Exercise prompt:
Repeat the listing in full, exactly as it stands.
[Start of The records]
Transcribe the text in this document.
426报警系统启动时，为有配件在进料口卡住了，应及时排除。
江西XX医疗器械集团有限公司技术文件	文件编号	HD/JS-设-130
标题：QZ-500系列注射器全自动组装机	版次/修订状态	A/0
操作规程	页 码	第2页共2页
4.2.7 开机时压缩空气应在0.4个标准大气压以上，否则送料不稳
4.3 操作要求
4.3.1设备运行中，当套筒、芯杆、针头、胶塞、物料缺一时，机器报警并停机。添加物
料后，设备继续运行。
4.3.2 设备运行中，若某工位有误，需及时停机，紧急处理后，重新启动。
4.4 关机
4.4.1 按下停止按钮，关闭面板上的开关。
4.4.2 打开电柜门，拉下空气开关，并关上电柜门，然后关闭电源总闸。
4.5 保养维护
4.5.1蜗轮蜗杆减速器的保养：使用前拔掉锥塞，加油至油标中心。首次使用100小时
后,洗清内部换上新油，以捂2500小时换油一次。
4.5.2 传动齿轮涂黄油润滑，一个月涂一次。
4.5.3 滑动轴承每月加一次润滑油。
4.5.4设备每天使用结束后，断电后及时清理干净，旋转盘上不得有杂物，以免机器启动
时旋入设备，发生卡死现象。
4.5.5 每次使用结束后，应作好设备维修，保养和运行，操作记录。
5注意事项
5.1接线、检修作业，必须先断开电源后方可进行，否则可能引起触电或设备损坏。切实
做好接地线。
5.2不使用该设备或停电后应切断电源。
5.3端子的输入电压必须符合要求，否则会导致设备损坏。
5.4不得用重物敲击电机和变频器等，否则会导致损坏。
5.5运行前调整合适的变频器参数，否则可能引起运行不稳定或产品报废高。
[End of The records]
Output of the task:
Transcribe the text in this document.
426报警系统启动时，为有配件在进料口卡住了，应及时排除。
江西XX医疗器械集团有限公司技术文件	文件编号	HD/JS-设-130
标题：QZ-500系列注射器全自动组装机	版次/修订状态	A/0
操作规程	页 码	第2页共2页
4.2.7 开机时压缩空气应在0.4个标准大气压以上，否则送料不稳
4.3 操作要求
4.3.1设备运行中，当套筒、芯杆、针头、胶塞、物料缺一时，机器报警并停机。添加物
料后，设备继续运行。
4.3.2 设备运行中，若某工位有误，需及时停机，紧急处理后，重新启动。
4.4 关机
4.4.1 按下停止按钮，关闭面板上的开关。
4.4.2 打开电柜门，拉下空气开关，并关上电柜门，然后关闭电源总闸。
4.5 保养维护
4.5.1蜗轮蜗杆减速器的保养：使用前拔掉锥塞，加油至油标中心。首次使用100小时
后,洗清内部换上新油，以捂2500小时换油一次。
4.5.2 传动齿轮涂黄油润滑，一个月涂一次。
4.5.3 滑动轴承每月加一次润滑油。
4.5.4设备每天使用结束后，断电后及时清理干净，旋转盘上不得有杂物，以免机器启动
时旋入设备，发生卡死现象。
4.5.5 每次使用结束后，应作好设备维修，保养和运行，操作记录。
5注意事项
5.1接线、检修作业，必须先断开电源后方可进行，否则可能引起触电或设备损坏。切实
做好接地线。
5.2不使用该设备或停电后应切断电源。
5.3端子的输入电压必须符合要求，否则会导致设备损坏。
5.4不得用重物敲击电机和变频器等，否则会导致损坏。
5.5运行前调整合适的变频器参数，否则可能引起运行不稳定或产品报废高。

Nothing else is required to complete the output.